* START *

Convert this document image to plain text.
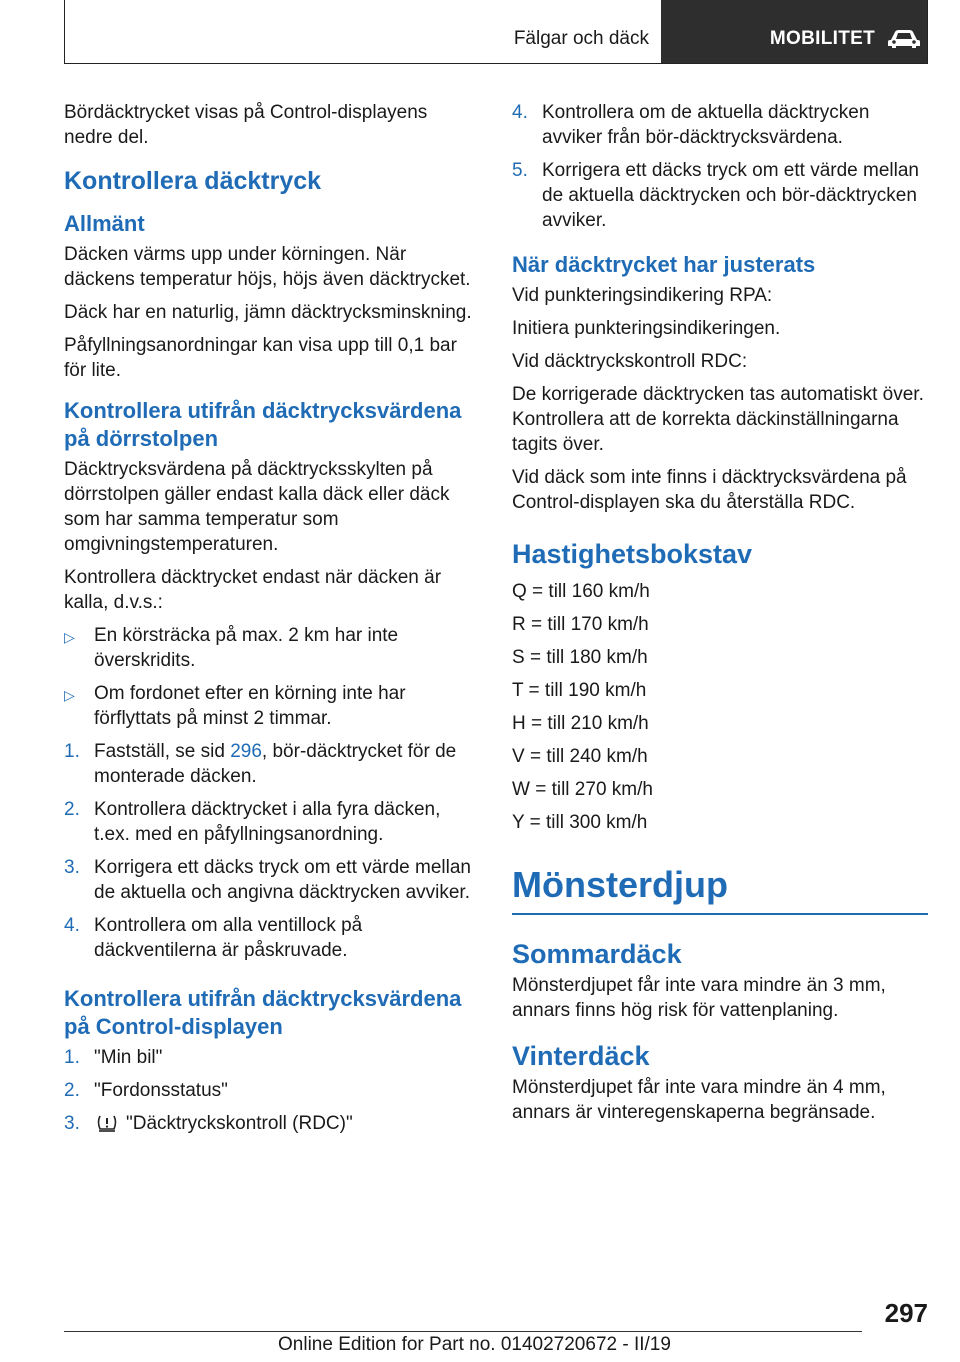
Fälgar och däck	MOBILITET

Bördäcktrycket visas på Control-displayens nedre del.

Kontrollera däcktryck
Allmänt

Däcken värms upp under körningen. När däckens temperatur höjs, höjs även däcktrycket.

Däck har en naturlig, jämn däcktrycksminskning.

Påfyllningsanordningar kan visa upp till 0,1 bar för lite.

Kontrollera utifrån däcktrycksvärdena på dörrstolpen

Däcktrycksvärdena på däcktrycksskylten på dörrstolpen gäller endast kalla däck eller däck som har samma temperatur som omgivningstemperaturen.

Kontrollera däcktrycket endast när däcken är kalla, d.v.s.:

▷	En körsträcka på max. 2 km har inte överskridits.
▷	Om fordonet efter en körning inte har förflyttats på minst 2 timmar.
1. Fastställ, se sid 296, bör-däcktrycket för de monterade däcken.
2. Kontrollera däcktrycket i alla fyra däcken, t.ex. med en påfyllningsanordning.
3. Korrigera ett däcks tryck om ett värde mellan de aktuella och angivna däcktrycken avviker.
4. Kontrollera om alla ventillock på däckventilerna är påskruvade.
Kontrollera utifrån däcktrycksvärdena på Control-displayen
1. "Min bil"
2. "Fordonsstatus"
3.	"Däcktryckskontroll (RDC)"
4. Kontrollera om de aktuella däcktrycken avviker från bör-däcktrycksvärdena.
5. Korrigera ett däcks tryck om ett värde mellan de aktuella däcktrycken och bör-däcktrycken avviker.
När däcktrycket har justerats

Vid punkteringsindikering RPA:

Initiera punkteringsindikeringen.

Vid däcktryckskontroll RDC:

De korrigerade däcktrycken tas automatiskt över. Kontrollera att de korrekta däckinställningarna tagits över.

Vid däck som inte finns i däcktrycksvärdena på Control-displayen ska du återställa RDC.

Hastighetsbokstav

Q = till 160 km/h

R = till 170 km/h

S = till 180 km/h

T = till 190 km/h

H = till 210 km/h

V = till 240 km/h

W = till 270 km/h

Y = till 300 km/h

Mönsterdjup
Sommardäck

Mönsterdjupet får inte vara mindre än 3 mm, annars finns hög risk för vattenplaning.

Vinterdäck

Mönsterdjupet får inte vara mindre än 4 mm, annars är vinteregenskaperna begränsade.

297
Online Edition for Part no. 01402720672 - II/19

* END *

--- Instructions for the task ---
Look through the listing and extract every line with "vara" in it.

--- Exercise output ---
Mönsterdjupet får inte vara mindre än 3 mm, annars finns hög risk för vattenplaning.
Mönsterdjupet får inte vara mindre än 4 mm, annars är vinteregenskaperna begränsade.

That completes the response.